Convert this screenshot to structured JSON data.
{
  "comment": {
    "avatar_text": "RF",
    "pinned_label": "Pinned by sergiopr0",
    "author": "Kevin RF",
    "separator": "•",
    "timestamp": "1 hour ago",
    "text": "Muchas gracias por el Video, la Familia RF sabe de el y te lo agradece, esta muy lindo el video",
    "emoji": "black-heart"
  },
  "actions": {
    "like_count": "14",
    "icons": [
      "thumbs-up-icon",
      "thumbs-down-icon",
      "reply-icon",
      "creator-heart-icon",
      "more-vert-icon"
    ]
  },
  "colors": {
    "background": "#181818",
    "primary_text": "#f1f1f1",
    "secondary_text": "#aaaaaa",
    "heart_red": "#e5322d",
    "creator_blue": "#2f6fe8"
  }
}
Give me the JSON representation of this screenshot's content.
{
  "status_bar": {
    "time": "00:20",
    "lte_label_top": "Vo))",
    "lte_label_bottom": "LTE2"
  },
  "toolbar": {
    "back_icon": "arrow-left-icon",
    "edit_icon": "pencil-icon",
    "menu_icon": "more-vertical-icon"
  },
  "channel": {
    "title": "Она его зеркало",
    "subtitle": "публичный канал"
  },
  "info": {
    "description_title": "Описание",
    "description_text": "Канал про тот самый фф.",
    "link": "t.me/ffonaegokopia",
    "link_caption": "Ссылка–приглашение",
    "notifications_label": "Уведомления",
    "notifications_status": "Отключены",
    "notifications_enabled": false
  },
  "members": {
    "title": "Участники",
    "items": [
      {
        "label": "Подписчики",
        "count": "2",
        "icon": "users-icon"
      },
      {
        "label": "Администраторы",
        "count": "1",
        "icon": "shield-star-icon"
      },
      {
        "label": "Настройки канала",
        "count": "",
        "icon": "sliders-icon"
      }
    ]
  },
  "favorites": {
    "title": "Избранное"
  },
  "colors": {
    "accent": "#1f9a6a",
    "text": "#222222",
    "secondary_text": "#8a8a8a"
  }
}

TASK TO COMPLETE: Extract the listing in its entirety and repeat it exactly.

CORRECT RESPONSE:
Convert this screenshot to structured JSON data.
{
  "comment": {
    "avatar_text": "RF",
    "pinned_label": "Pinned by sergiopr0",
    "author": "Kevin RF",
    "separator": "•",
    "timestamp": "1 hour ago",
    "text": "Muchas gracias por el Video, la Familia RF sabe de el y te lo agradece, esta muy lindo el video",
    "emoji": "black-heart"
  },
  "actions": {
    "like_count": "14",
    "icons": [
      "thumbs-up-icon",
      "thumbs-down-icon",
      "reply-icon",
      "creator-heart-icon",
      "more-vert-icon"
    ]
  },
  "colors": {
    "background": "#181818",
    "primary_text": "#f1f1f1",
    "secondary_text": "#aaaaaa",
    "heart_red": "#e5322d",
    "creator_blue": "#2f6fe8"
  }
}
Give me the JSON representation of this screenshot's content.
{
  "status_bar": {
    "time": "00:20",
    "lte_label_top": "Vo))",
    "lte_label_bottom": "LTE2"
  },
  "toolbar": {
    "back_icon": "arrow-left-icon",
    "edit_icon": "pencil-icon",
    "menu_icon": "more-vertical-icon"
  },
  "channel": {
    "title": "Она его зеркало",
    "subtitle": "публичный канал"
  },
  "info": {
    "description_title": "Описание",
    "description_text": "Канал про тот самый фф.",
    "link": "t.me/ffonaegokopia",
    "link_caption": "Ссылка–приглашение",
    "notifications_label": "Уведомления",
    "notifications_status": "Отключены",
    "notifications_enabled": false
  },
  "members": {
    "title": "Участники",
    "items": [
      {
        "label": "Подписчики",
        "count": "2",
        "icon": "users-icon"
      },
      {
        "label": "Администраторы",
        "count": "1",
        "icon": "shield-star-icon"
      },
      {
        "label": "Настройки канала",
        "count": "",
        "icon": "sliders-icon"
      }
    ]
  },
  "favorites": {
    "title": "Избранное"
  },
  "colors": {
    "accent": "#1f9a6a",
    "text": "#222222",
    "secondary_text": "#8a8a8a"
  }
}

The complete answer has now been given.